EXERCISE INSTRUCTIONS ▸
Tell how many lines include the string "réalisé". Answer with a single number.

• • • •

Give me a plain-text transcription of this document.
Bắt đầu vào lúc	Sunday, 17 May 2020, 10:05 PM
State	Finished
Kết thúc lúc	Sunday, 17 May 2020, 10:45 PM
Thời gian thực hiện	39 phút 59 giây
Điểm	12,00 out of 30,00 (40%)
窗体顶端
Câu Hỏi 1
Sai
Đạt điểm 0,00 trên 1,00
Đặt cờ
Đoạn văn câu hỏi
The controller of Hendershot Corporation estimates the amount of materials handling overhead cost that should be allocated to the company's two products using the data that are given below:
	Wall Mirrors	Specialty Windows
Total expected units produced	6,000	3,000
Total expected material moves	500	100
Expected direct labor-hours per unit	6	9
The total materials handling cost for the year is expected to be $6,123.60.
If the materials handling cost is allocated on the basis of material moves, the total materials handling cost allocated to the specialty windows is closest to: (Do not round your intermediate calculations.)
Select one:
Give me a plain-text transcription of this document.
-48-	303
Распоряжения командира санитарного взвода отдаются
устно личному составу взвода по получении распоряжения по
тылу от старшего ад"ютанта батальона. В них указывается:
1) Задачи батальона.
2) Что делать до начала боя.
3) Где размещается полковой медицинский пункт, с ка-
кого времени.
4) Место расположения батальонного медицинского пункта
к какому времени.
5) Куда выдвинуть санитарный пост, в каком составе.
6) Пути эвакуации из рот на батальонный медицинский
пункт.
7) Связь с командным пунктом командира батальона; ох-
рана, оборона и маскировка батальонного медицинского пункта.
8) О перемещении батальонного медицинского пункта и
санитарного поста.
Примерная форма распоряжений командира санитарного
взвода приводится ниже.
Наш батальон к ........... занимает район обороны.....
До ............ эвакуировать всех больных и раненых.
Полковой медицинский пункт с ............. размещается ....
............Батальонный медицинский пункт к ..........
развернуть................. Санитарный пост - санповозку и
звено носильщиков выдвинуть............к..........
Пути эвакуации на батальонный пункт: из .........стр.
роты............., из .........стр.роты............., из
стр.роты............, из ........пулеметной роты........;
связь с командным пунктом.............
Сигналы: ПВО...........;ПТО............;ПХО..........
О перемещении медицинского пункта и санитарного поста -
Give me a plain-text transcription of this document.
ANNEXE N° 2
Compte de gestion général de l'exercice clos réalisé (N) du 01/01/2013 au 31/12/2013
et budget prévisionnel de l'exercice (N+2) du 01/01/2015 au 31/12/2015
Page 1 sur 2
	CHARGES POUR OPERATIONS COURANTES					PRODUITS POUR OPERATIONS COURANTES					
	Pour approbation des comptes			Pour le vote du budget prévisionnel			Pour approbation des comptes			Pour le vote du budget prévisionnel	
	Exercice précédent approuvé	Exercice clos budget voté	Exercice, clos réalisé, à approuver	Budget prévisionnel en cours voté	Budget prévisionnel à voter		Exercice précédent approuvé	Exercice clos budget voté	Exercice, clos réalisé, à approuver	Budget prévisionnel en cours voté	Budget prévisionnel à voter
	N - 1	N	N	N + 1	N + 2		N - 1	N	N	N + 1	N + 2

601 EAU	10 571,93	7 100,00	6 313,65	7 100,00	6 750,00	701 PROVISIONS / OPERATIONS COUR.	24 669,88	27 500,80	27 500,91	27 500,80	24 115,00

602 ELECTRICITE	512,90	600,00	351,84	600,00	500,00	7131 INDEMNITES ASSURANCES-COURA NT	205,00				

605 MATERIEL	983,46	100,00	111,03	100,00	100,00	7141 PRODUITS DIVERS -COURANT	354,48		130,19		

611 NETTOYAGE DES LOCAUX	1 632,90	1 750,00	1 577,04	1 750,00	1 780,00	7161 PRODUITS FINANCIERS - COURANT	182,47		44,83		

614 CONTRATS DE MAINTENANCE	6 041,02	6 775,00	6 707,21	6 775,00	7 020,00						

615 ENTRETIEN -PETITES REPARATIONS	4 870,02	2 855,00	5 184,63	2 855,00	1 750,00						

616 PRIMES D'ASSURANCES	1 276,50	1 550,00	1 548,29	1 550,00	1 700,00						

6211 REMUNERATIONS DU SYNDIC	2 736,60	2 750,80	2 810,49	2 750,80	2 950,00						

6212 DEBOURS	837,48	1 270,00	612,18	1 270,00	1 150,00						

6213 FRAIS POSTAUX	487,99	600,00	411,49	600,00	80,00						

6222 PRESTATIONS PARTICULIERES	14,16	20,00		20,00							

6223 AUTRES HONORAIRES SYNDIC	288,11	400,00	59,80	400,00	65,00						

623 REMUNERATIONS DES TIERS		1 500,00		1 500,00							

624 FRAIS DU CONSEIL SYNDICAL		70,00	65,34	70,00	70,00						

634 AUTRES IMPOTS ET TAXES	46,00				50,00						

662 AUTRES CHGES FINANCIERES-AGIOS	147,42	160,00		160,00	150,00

• • • •

ANSWER TO THIS TASK ▸
2